### Given exercise
Each entry here needs to be set down again exactly, please; pictures are left out.

Dataset items:
****************

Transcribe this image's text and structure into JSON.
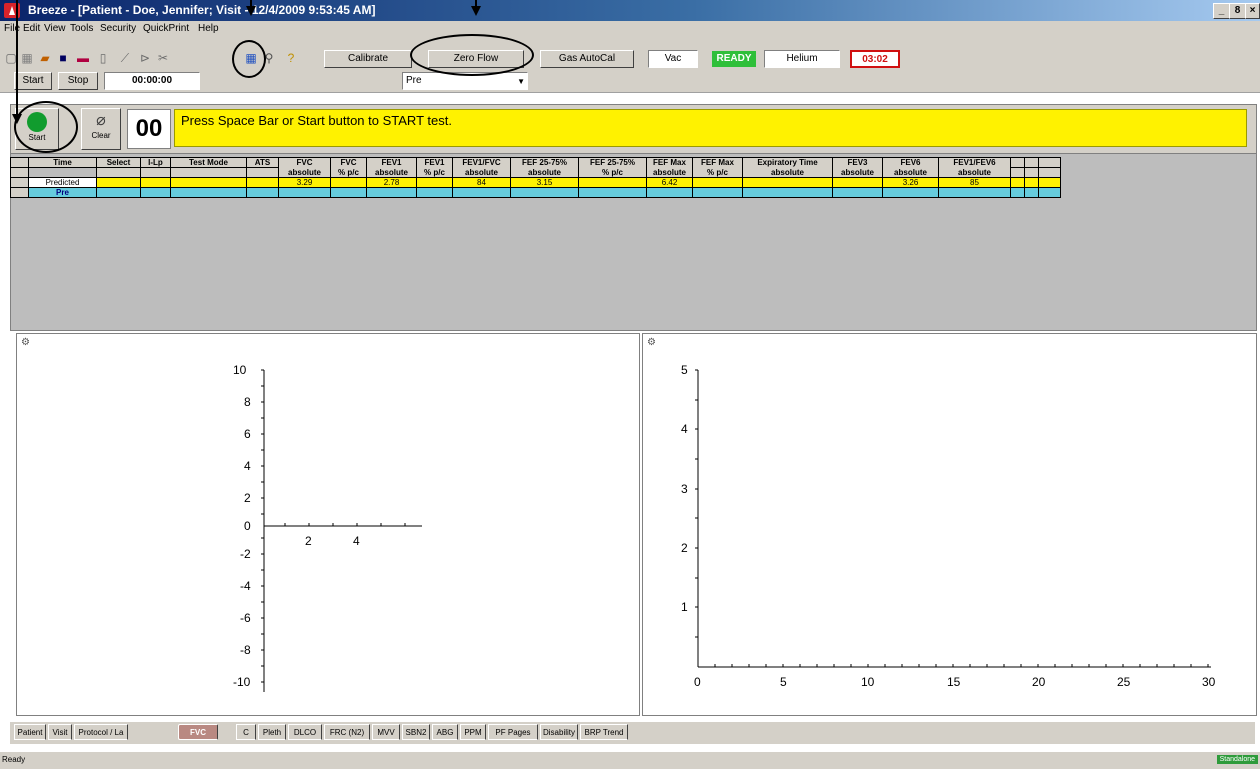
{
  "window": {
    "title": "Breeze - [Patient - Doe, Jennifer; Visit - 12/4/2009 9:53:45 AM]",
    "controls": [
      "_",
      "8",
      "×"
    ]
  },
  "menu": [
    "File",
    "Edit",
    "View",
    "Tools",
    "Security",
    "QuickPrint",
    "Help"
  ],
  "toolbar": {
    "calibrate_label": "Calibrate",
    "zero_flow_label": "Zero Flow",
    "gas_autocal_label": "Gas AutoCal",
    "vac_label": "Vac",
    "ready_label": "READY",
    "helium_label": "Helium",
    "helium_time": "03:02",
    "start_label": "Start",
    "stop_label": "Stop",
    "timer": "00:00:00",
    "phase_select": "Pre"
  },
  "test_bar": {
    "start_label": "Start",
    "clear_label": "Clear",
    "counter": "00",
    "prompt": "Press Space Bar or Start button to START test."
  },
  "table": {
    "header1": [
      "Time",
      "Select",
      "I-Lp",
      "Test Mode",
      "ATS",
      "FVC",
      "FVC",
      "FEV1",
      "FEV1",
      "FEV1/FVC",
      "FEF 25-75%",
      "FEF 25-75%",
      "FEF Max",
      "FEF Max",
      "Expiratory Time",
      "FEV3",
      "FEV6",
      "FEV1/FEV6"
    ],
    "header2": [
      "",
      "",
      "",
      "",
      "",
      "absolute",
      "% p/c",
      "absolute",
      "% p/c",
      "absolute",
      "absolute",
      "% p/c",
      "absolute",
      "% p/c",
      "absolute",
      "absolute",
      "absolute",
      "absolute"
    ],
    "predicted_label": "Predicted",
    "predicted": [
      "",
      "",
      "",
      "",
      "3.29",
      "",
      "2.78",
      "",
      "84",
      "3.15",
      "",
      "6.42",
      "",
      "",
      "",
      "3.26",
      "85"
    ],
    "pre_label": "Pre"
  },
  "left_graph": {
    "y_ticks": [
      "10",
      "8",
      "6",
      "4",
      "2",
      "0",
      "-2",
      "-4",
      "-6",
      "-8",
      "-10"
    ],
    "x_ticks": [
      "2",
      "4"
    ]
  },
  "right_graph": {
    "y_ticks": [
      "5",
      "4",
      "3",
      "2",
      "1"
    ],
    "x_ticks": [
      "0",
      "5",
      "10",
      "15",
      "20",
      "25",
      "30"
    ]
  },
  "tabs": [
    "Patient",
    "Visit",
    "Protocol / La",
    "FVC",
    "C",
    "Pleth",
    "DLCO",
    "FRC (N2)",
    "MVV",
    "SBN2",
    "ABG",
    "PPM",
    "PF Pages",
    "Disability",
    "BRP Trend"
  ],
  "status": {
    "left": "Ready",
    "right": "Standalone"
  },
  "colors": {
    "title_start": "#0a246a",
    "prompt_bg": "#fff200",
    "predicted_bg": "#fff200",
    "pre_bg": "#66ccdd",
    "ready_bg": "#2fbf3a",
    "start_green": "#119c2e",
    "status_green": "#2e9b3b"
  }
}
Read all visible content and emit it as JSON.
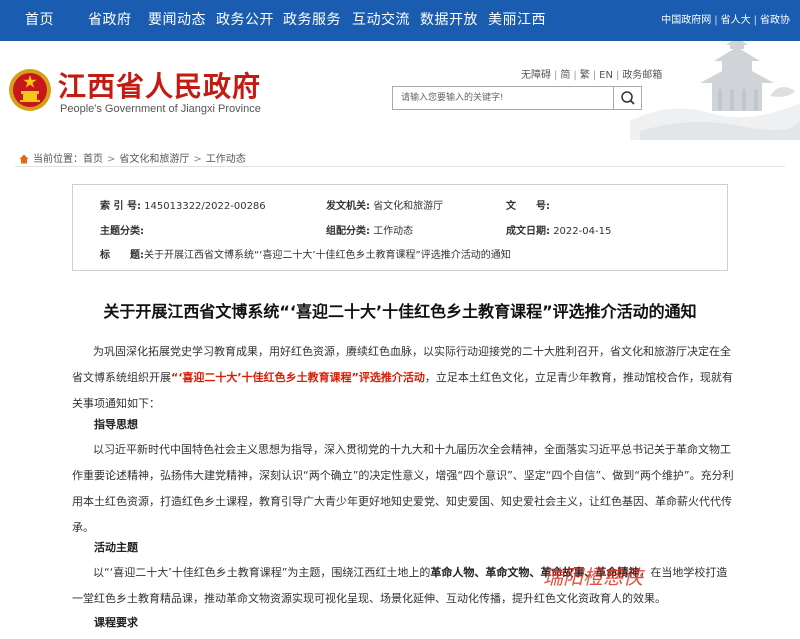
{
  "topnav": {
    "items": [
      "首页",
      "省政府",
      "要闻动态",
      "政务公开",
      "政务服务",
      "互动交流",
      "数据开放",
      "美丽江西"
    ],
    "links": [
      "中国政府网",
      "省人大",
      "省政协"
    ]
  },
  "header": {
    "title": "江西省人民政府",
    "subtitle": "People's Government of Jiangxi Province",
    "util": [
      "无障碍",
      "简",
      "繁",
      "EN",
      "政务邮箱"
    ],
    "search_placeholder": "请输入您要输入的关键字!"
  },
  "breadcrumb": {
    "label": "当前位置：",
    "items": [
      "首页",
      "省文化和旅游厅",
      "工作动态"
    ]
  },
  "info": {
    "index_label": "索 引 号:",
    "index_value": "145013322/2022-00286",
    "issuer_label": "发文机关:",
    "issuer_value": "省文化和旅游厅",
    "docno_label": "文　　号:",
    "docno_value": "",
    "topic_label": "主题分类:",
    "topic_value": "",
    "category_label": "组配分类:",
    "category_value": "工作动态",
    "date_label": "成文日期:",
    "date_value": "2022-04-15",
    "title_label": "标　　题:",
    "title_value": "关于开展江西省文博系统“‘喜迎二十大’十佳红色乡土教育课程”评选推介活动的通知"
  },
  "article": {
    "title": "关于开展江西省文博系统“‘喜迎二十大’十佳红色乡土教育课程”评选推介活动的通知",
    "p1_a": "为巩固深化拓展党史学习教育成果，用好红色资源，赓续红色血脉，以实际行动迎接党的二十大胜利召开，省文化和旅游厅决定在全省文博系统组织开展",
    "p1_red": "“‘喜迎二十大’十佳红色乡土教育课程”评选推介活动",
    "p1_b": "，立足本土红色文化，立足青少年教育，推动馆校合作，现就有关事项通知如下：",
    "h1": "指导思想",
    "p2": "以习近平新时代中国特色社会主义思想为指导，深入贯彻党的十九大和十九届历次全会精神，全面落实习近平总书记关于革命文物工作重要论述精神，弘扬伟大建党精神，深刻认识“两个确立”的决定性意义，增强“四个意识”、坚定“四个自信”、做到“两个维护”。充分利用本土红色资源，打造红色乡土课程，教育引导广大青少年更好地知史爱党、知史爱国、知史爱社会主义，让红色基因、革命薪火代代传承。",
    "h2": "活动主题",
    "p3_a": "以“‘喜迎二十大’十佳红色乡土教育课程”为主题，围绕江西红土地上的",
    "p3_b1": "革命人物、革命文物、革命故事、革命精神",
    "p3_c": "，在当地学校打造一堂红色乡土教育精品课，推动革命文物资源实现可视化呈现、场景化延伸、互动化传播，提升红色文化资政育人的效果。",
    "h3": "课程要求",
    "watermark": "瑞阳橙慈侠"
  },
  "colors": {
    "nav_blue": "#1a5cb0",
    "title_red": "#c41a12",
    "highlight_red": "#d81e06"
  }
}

****************

### Correct output
Transcribe this image's text and structure into JSON.
{
  "window": {
    "title": "Breeze - [Patient - Doe, Jennifer; Visit - 12/4/2009 9:53:45 AM]",
    "controls": [
      "_",
      "8",
      "×"
    ]
  },
  "menu": [
    "File",
    "Edit",
    "View",
    "Tools",
    "Security",
    "QuickPrint",
    "Help"
  ],
  "toolbar": {
    "calibrate_label": "Calibrate",
    "zero_flow_label": "Zero Flow",
    "gas_autocal_label": "Gas AutoCal",
    "vac_label": "Vac",
    "ready_label": "READY",
    "helium_label": "Helium",
    "helium_time": "03:02",
    "start_label": "Start",
    "stop_label": "Stop",
    "timer": "00:00:00",
    "phase_select": "Pre"
  },
  "test_bar": {
    "start_label": "Start",
    "clear_label": "Clear",
    "counter": "00",
    "prompt": "Press Space Bar or Start button to START test."
  },
  "table": {
    "header1": [
      "Time",
      "Select",
      "I-Lp",
      "Test Mode",
      "ATS",
      "FVC",
      "FVC",
      "FEV1",
      "FEV1",
      "FEV1/FVC",
      "FEF 25-75%",
      "FEF 25-75%",
      "FEF Max",
      "FEF Max",
      "Expiratory Time",
      "FEV3",
      "FEV6",
      "FEV1/FEV6"
    ],
    "header2": [
      "",
      "",
      "",
      "",
      "",
      "absolute",
      "% p/c",
      "absolute",
      "% p/c",
      "absolute",
      "absolute",
      "% p/c",
      "absolute",
      "% p/c",
      "absolute",
      "absolute",
      "absolute",
      "absolute"
    ],
    "predicted_label": "Predicted",
    "predicted": [
      "",
      "",
      "",
      "",
      "3.29",
      "",
      "2.78",
      "",
      "84",
      "3.15",
      "",
      "6.42",
      "",
      "",
      "",
      "3.26",
      "85"
    ],
    "pre_label": "Pre"
  },
  "left_graph": {
    "y_ticks": [
      "10",
      "8",
      "6",
      "4",
      "2",
      "0",
      "-2",
      "-4",
      "-6",
      "-8",
      "-10"
    ],
    "x_ticks": [
      "2",
      "4"
    ]
  },
  "right_graph": {
    "y_ticks": [
      "5",
      "4",
      "3",
      "2",
      "1"
    ],
    "x_ticks": [
      "0",
      "5",
      "10",
      "15",
      "20",
      "25",
      "30"
    ]
  },
  "tabs": [
    "Patient",
    "Visit",
    "Protocol / La",
    "FVC",
    "C",
    "Pleth",
    "DLCO",
    "FRC (N2)",
    "MVV",
    "SBN2",
    "ABG",
    "PPM",
    "PF Pages",
    "Disability",
    "BRP Trend"
  ],
  "status": {
    "left": "Ready",
    "right": "Standalone"
  },
  "colors": {
    "title_start": "#0a246a",
    "prompt_bg": "#fff200",
    "predicted_bg": "#fff200",
    "pre_bg": "#66ccdd",
    "ready_bg": "#2fbf3a",
    "start_green": "#119c2e",
    "status_green": "#2e9b3b"
  }
}
Read all visible content and emit it as JSON.
{
  "topnav": {
    "items": [
      "首页",
      "省政府",
      "要闻动态",
      "政务公开",
      "政务服务",
      "互动交流",
      "数据开放",
      "美丽江西"
    ],
    "links": [
      "中国政府网",
      "省人大",
      "省政协"
    ]
  },
  "header": {
    "title": "江西省人民政府",
    "subtitle": "People's Government of Jiangxi Province",
    "util": [
      "无障碍",
      "简",
      "繁",
      "EN",
      "政务邮箱"
    ],
    "search_placeholder": "请输入您要输入的关键字!"
  },
  "breadcrumb": {
    "label": "当前位置：",
    "items": [
      "首页",
      "省文化和旅游厅",
      "工作动态"
    ]
  },
  "info": {
    "index_label": "索 引 号:",
    "index_value": "145013322/2022-00286",
    "issuer_label": "发文机关:",
    "issuer_value": "省文化和旅游厅",
    "docno_label": "文　　号:",
    "docno_value": "",
    "topic_label": "主题分类:",
    "topic_value": "",
    "category_label": "组配分类:",
    "category_value": "工作动态",
    "date_label": "成文日期:",
    "date_value": "2022-04-15",
    "title_label": "标　　题:",
    "title_value": "关于开展江西省文博系统“‘喜迎二十大’十佳红色乡土教育课程”评选推介活动的通知"
  },
  "article": {
    "title": "关于开展江西省文博系统“‘喜迎二十大’十佳红色乡土教育课程”评选推介活动的通知",
    "p1_a": "为巩固深化拓展党史学习教育成果，用好红色资源，赓续红色血脉，以实际行动迎接党的二十大胜利召开，省文化和旅游厅决定在全省文博系统组织开展",
    "p1_red": "“‘喜迎二十大’十佳红色乡土教育课程”评选推介活动",
    "p1_b": "，立足本土红色文化，立足青少年教育，推动馆校合作，现就有关事项通知如下：",
    "h1": "指导思想",
    "p2": "以习近平新时代中国特色社会主义思想为指导，深入贯彻党的十九大和十九届历次全会精神，全面落实习近平总书记关于革命文物工作重要论述精神，弘扬伟大建党精神，深刻认识“两个确立”的决定性意义，增强“四个意识”、坚定“四个自信”、做到“两个维护”。充分利用本土红色资源，打造红色乡土课程，教育引导广大青少年更好地知史爱党、知史爱国、知史爱社会主义，让红色基因、革命薪火代代传承。",
    "h2": "活动主题",
    "p3_a": "以“‘喜迎二十大’十佳红色乡土教育课程”为主题，围绕江西红土地上的",
    "p3_b1": "革命人物、革命文物、革命故事、革命精神",
    "p3_c": "，在当地学校打造一堂红色乡土教育精品课，推动革命文物资源实现可视化呈现、场景化延伸、互动化传播，提升红色文化资政育人的效果。",
    "h3": "课程要求",
    "watermark": "瑞阳橙慈侠"
  },
  "colors": {
    "nav_blue": "#1a5cb0",
    "title_red": "#c41a12",
    "highlight_red": "#d81e06"
  }
}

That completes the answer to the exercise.